* [Text to read]
=====

Faculty members and doctoral students from the School of Information Studies (iSchool) will be presenting and discussing their research this week at the annual iConference, held this year in Philadelphia, Pennsylvania, and hosted by Drexel University’s College of Computing & Informatics.

The gathering brings together researchers from more than 60 information and library science schools across the globe for a week of sharing and learning through paper sessions, poster presentations, talks, tours, and special events. The participating schools are all members of the iSchools Organization.

Conference Sessions

Ph.D. student Bryan Dosono will present his paper, Patron Privacy: A Luxury Concern for Marginalized Internet Users, at the policy, access, and scholarly communications track preliminary papers session on Monday, March 21.

Ph.D. student Fatima Espinoza Vasquez will conduct a session of interaction and engagement entitled “e-Participation: Systems, Actors, Policy and Research,” on Monday, March 21.

Faculty members Jeff Hemsley, Bryan Semaan, and Jennifer Stromer-Galley and Ph.D. student Sikana Tanupabrungsun will present their paper, Noisy Candidates and Informative Politicians: Analyzing Changes in Tweet Behavior using Tweet Quality Assessment Framework in the social media track completed papers session on Wednesday, March 23.

=====

* [Job 1] According to the iConference announcement, which college hosts this year's conference?
* [Job 2] State whether each statement agrees with the iConference announcement. Answer yes or no, and quote the words that decide it: (a) This year's conference is held in Philadelphia, Pennsylvania. (b) Fatima Espinoza Vasquez's session takes place on Wednesday, March 23. (c) The gathering draws researchers from more than 60 schools.
* [Job 3] Write the next part of the iConference announcement, beginning after its final sentence.
The rows have no connection to the iConference announcement.

=====

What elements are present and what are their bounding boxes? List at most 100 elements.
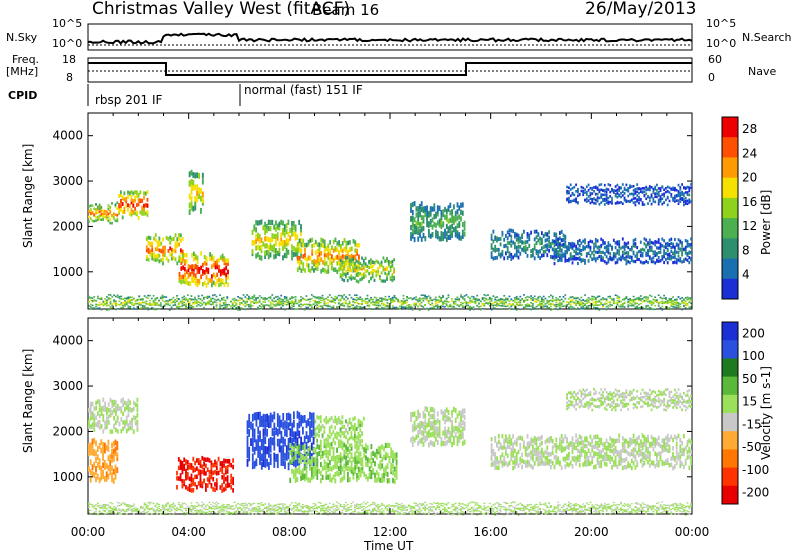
heatmap-cell <box>393 299 396 302</box>
heatmap-cell <box>350 258 353 262</box>
heatmap-cell <box>280 435 283 444</box>
heatmap-cell <box>321 297 324 299</box>
heatmap-cell <box>329 240 331 245</box>
heatmap-cell <box>434 305 437 307</box>
heatmap-cell <box>180 257 183 262</box>
heatmap-cell <box>661 309 664 311</box>
heatmap-cell <box>154 298 157 300</box>
heatmap-cell <box>327 442 329 448</box>
heatmap-cell <box>514 245 516 250</box>
heatmap-cell <box>185 307 187 309</box>
heatmap-cell <box>424 425 427 431</box>
heatmap-cell <box>632 189 635 192</box>
heatmap-cell <box>454 225 457 231</box>
heatmap-cell <box>338 250 340 255</box>
heatmap-cell <box>327 269 330 274</box>
heatmap-cell <box>650 202 653 206</box>
heatmap-cell <box>641 247 644 251</box>
heatmap-cell <box>679 259 682 263</box>
heatmap-cell <box>325 246 328 251</box>
heatmap-cell <box>679 248 682 252</box>
heatmap-cell <box>287 249 290 255</box>
heatmap-cell <box>675 304 678 307</box>
heatmap-cell <box>377 306 380 309</box>
heatmap-cell <box>625 255 628 259</box>
heatmap-cell <box>611 258 613 262</box>
heatmap-cell <box>124 299 126 302</box>
heatmap-cell <box>115 300 117 303</box>
heatmap-cell <box>593 201 595 205</box>
heatmap-cell <box>307 435 310 444</box>
heatmap-cell <box>663 252 665 256</box>
heatmap-cell <box>537 299 540 302</box>
heatmap-cell <box>176 307 178 310</box>
heatmap-cell <box>623 241 626 245</box>
heatmap-cell <box>365 455 367 461</box>
heatmap-cell <box>564 250 567 254</box>
heatmap-cell <box>332 298 335 300</box>
heatmap-cell <box>381 473 384 479</box>
heatmap-cell <box>276 438 279 447</box>
heatmap-cell <box>190 482 193 488</box>
heatmap-cell <box>341 265 344 269</box>
heatmap-cell <box>134 211 136 216</box>
heatmap-cell <box>313 261 315 267</box>
heatmap-cell <box>296 410 299 419</box>
heatmap-cell <box>492 229 495 234</box>
heatmap-cell <box>123 210 126 214</box>
heatmap-cell <box>677 254 680 258</box>
heatmap-cell <box>194 281 197 286</box>
heatmap-cell <box>366 269 369 273</box>
heatmap-cell <box>190 182 193 189</box>
heatmap-cell <box>444 214 446 220</box>
heatmap-cell <box>607 202 610 205</box>
heatmap-cell <box>93 307 96 309</box>
heatmap-cell <box>191 269 193 275</box>
heatmap-cell <box>429 421 432 427</box>
heatmap-cell <box>219 269 222 274</box>
heatmap-cell <box>194 172 197 179</box>
heatmap-cell <box>294 454 297 460</box>
heatmap-cell <box>358 254 360 259</box>
heatmap-cell <box>107 308 110 311</box>
heatmap-cell <box>91 211 94 214</box>
heatmap-cell <box>575 190 577 193</box>
heatmap-cell <box>506 299 509 301</box>
heatmap-cell <box>383 454 385 460</box>
heatmap-cell <box>112 448 115 455</box>
heatmap-cell <box>584 300 586 302</box>
heatmap-cell <box>251 453 254 462</box>
heatmap-cell <box>417 226 420 232</box>
heatmap-cell <box>350 445 353 451</box>
heatmap-cell <box>607 188 610 191</box>
heatmap-cell <box>623 188 626 191</box>
heatmap-cell <box>100 205 103 209</box>
heatmap-cell <box>285 223 288 229</box>
heatmap-cell <box>205 267 208 272</box>
heatmap-cell <box>447 296 450 299</box>
heatmap-cell <box>485 298 488 301</box>
heatmap-cell <box>282 450 285 459</box>
heatmap-cell <box>239 309 241 311</box>
heatmap-cell <box>310 298 313 300</box>
heatmap-cell <box>285 421 288 430</box>
heatmap-cell <box>550 242 552 246</box>
heatmap-cell <box>120 428 123 434</box>
heatmap-cell <box>145 236 148 241</box>
heatmap-cell <box>98 210 101 213</box>
heatmap-cell <box>291 244 293 250</box>
heatmap-cell <box>639 295 642 297</box>
heatmap-cell <box>528 308 531 310</box>
heatmap-cell <box>266 250 268 256</box>
heatmap-cell <box>129 406 132 412</box>
heatmap-cell <box>127 207 129 212</box>
heatmap-cell <box>276 419 279 427</box>
heatmap-cell <box>469 300 471 302</box>
heatmap-cell <box>544 297 547 300</box>
heatmap-cell <box>181 249 184 254</box>
heatmap-cell <box>690 300 692 302</box>
heatmap-cell <box>222 299 225 301</box>
heatmap-cell <box>203 298 205 300</box>
heatmap-cell <box>341 304 344 307</box>
heatmap-cell <box>190 200 193 206</box>
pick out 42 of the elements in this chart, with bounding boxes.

=====

* [Output 1] Drexel University’s College of Computing & Informatics

* [Output 2]
(a) Yes: "held this year in Philadelphia, Pennsylvania"
(b) No: "on Monday, March 21"
(c) Yes: "from more than 60 information and library science schools across the globe"

* [Output 3]
Faculty members Steve Sawyer and Carsten Oesterlund, and Ph.D. students Sarika Sharma and Matt Willis will conduct a session of interaction and engagement entitled “Personal Infrastructures of Distributed Scientific Collaboration” on Wednesday, March 23.

Session Chairs

Faculty member Jeff Hemsley is serving as session chair of the open source and social informatics track completed papers session on Monday, March 21.

Faculty member Carsten Oesterlund is serving as session chair of the social and health informatics track preliminary papers session on Tuesday, March 22. 

Faculty member Barbara Stripling is serving as session chair of the privacy track completed papers session on Tuesday, March 22.

Paper Award Finalists

The paper, Noisy Candidates and Informative Politicians: Analyzing Changes in Tweet Behavior using Tweet Quality Assessment Framework, co-authored by Ph.D. student Sikana Tanupabrungsun, and faculty members Jeff Hemsley, Bryan Semaan, and Jennifer Stromer-Galley, has been selected as a finalist for the iConference’s Best Completed Research Paper. Winners will receive the Lee Dirks Award for Best Paper and share a cash prize of $5,000. The winning paper will be announced in the opening plenary session on the morning of Monday, March 21. All paper award finalists are listed on the iConference website.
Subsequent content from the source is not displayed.